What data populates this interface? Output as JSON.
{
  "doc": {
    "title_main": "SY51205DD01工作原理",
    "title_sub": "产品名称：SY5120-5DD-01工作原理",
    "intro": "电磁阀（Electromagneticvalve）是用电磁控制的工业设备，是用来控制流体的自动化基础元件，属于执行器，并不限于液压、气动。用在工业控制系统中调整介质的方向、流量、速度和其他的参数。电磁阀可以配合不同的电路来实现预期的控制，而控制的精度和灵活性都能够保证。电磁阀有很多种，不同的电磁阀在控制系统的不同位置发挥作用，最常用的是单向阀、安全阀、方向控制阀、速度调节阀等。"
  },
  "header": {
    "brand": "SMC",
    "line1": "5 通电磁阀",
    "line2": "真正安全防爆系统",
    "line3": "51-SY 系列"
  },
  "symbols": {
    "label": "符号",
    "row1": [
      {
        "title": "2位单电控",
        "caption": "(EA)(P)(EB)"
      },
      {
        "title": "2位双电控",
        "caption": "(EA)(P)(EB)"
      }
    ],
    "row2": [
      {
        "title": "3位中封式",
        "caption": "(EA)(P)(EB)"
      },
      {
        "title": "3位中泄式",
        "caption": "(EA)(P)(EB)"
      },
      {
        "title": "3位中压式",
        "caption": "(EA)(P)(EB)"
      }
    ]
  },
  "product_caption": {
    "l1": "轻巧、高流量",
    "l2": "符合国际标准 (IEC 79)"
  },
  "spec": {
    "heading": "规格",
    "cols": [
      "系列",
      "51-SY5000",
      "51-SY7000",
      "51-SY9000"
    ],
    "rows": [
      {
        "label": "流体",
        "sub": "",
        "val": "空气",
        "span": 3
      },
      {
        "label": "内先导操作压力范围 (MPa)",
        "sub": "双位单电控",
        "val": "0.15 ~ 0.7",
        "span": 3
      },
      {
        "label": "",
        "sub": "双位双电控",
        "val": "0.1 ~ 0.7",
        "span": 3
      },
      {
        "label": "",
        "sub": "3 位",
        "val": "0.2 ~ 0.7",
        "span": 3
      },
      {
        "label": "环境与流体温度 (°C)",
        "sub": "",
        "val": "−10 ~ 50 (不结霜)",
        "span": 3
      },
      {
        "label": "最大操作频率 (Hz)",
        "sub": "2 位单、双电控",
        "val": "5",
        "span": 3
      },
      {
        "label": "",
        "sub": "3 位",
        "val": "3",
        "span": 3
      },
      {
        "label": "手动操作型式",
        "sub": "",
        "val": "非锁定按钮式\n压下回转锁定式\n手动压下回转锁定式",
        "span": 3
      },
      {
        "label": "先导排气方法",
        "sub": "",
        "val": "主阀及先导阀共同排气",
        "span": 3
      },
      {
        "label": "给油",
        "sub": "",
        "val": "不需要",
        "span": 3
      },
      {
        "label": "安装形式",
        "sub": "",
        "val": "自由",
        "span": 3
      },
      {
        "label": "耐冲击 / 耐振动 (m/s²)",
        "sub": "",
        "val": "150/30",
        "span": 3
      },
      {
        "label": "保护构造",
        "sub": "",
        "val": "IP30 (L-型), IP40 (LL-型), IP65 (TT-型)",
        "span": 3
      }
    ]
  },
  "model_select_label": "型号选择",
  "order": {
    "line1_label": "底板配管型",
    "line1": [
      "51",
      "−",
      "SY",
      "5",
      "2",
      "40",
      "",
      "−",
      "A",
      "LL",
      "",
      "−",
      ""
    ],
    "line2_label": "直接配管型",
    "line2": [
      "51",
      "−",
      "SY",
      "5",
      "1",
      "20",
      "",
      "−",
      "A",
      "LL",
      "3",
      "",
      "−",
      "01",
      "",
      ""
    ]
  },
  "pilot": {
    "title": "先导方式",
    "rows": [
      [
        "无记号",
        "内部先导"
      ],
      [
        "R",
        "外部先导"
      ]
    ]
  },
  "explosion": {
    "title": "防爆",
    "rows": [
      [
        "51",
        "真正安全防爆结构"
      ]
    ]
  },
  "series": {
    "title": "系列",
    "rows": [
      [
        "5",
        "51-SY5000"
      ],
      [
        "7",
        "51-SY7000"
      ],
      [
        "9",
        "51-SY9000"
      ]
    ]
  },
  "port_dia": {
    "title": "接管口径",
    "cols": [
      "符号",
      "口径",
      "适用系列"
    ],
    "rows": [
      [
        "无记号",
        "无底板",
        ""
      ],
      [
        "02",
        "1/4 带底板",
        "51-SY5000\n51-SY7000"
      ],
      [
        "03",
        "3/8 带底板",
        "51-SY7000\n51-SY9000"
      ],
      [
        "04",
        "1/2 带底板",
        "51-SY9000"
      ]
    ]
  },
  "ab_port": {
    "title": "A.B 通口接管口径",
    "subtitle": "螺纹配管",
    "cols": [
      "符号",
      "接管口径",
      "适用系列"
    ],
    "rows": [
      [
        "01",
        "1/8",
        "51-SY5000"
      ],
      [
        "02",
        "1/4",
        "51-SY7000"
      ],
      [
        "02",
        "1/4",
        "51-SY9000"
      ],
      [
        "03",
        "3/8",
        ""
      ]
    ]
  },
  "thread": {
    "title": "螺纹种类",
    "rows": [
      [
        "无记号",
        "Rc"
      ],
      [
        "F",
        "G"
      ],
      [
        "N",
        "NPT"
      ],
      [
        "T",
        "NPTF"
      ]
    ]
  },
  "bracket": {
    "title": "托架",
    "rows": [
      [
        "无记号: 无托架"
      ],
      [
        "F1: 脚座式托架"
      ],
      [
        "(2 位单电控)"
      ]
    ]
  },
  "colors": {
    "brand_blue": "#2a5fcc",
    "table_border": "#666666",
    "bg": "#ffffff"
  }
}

────────

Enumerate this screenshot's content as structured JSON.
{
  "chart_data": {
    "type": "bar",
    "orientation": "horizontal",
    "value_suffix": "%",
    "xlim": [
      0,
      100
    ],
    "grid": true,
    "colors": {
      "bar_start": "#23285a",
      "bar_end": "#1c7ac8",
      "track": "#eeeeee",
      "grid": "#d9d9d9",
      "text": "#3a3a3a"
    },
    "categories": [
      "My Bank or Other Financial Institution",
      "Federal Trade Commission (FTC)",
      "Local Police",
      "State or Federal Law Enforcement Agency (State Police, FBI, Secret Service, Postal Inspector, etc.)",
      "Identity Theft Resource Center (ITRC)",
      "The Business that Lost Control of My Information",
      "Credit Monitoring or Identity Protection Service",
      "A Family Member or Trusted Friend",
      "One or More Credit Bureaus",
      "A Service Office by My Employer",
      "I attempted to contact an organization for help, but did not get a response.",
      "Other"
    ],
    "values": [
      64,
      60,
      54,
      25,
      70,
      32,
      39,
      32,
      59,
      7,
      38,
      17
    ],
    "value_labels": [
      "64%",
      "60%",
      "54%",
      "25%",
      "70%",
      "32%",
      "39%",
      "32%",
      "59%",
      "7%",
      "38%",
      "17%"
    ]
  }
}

────────

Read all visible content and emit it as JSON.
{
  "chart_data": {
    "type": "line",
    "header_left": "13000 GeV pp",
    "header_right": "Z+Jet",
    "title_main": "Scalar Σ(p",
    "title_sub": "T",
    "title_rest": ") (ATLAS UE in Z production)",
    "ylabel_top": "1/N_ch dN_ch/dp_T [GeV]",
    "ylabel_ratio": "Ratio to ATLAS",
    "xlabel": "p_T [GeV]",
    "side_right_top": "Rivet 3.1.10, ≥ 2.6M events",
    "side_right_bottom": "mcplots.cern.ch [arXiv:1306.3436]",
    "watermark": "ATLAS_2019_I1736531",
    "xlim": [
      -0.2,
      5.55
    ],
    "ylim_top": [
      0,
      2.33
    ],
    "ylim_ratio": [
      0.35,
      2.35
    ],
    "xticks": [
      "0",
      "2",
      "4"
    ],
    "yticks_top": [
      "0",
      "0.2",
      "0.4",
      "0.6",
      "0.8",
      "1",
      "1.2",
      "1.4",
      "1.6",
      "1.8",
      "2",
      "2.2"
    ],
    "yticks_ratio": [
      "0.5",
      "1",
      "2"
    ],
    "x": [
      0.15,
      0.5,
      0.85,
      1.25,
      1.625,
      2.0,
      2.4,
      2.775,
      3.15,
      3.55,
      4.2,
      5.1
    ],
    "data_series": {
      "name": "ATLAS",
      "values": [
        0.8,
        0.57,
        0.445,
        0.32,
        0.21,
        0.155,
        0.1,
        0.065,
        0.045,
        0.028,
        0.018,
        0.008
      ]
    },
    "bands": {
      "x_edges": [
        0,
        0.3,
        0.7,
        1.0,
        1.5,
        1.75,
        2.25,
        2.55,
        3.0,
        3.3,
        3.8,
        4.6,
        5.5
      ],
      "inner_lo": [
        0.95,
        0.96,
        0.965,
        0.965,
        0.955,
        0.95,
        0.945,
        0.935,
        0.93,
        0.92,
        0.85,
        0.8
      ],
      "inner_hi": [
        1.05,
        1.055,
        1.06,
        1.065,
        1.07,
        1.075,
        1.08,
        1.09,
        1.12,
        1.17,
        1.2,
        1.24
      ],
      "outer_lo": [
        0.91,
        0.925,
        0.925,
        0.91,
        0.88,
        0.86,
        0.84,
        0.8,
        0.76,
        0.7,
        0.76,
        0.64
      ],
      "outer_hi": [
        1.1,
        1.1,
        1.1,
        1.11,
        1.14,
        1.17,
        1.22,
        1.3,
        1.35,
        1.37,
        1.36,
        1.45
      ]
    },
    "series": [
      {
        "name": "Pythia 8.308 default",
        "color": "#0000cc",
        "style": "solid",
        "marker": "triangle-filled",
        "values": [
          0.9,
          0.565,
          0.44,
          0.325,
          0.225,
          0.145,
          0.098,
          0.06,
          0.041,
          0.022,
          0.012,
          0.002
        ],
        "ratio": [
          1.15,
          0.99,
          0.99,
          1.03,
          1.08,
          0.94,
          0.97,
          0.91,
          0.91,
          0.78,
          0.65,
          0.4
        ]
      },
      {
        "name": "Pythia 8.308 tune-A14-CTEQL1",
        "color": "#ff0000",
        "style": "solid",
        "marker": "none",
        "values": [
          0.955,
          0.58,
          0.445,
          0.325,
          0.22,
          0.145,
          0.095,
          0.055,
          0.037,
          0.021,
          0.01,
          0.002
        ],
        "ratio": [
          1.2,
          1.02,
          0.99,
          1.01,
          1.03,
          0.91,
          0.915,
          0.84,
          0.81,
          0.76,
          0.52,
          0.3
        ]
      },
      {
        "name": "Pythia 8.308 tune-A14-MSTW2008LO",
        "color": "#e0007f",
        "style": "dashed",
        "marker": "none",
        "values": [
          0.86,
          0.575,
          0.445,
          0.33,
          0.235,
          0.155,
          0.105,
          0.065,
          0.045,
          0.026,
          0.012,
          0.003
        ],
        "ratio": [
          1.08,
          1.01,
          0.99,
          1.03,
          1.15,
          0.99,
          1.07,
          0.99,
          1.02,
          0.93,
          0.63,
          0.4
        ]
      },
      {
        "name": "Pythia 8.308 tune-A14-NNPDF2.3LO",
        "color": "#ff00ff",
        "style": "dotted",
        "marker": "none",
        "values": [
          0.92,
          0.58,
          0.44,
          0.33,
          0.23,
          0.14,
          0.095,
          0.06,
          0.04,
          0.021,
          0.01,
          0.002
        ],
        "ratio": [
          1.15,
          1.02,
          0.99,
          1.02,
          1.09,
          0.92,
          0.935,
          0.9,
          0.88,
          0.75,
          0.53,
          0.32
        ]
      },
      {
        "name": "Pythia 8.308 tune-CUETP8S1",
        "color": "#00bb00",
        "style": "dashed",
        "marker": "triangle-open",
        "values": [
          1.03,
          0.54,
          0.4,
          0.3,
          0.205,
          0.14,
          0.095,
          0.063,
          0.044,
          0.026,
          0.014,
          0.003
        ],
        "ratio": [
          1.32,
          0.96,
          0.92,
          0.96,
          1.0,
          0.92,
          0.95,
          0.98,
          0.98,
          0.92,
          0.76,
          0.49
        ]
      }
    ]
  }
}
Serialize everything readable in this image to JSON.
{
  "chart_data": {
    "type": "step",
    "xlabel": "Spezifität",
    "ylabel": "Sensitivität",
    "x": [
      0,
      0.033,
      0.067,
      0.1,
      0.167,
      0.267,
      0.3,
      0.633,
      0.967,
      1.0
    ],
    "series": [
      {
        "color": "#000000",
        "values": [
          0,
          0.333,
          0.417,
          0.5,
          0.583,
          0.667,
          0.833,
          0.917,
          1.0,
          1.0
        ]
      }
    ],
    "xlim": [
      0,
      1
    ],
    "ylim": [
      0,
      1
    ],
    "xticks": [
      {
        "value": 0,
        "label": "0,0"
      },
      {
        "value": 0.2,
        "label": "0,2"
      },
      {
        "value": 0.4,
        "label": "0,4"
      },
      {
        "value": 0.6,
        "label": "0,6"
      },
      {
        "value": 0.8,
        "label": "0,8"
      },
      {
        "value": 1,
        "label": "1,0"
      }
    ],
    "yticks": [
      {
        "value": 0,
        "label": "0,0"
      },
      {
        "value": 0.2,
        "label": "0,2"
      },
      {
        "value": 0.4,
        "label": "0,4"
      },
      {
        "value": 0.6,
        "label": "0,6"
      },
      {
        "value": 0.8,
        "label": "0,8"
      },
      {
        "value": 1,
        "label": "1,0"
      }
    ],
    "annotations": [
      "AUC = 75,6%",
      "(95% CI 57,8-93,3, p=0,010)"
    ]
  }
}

────────

• [WHAT THE TASK REQUIRES]: Show every line where the string "Credit" appears.

• [THE RESPONSE]:
      "Credit Monitoring or Identity Protection Service",
      "One or More Credit Bureaus",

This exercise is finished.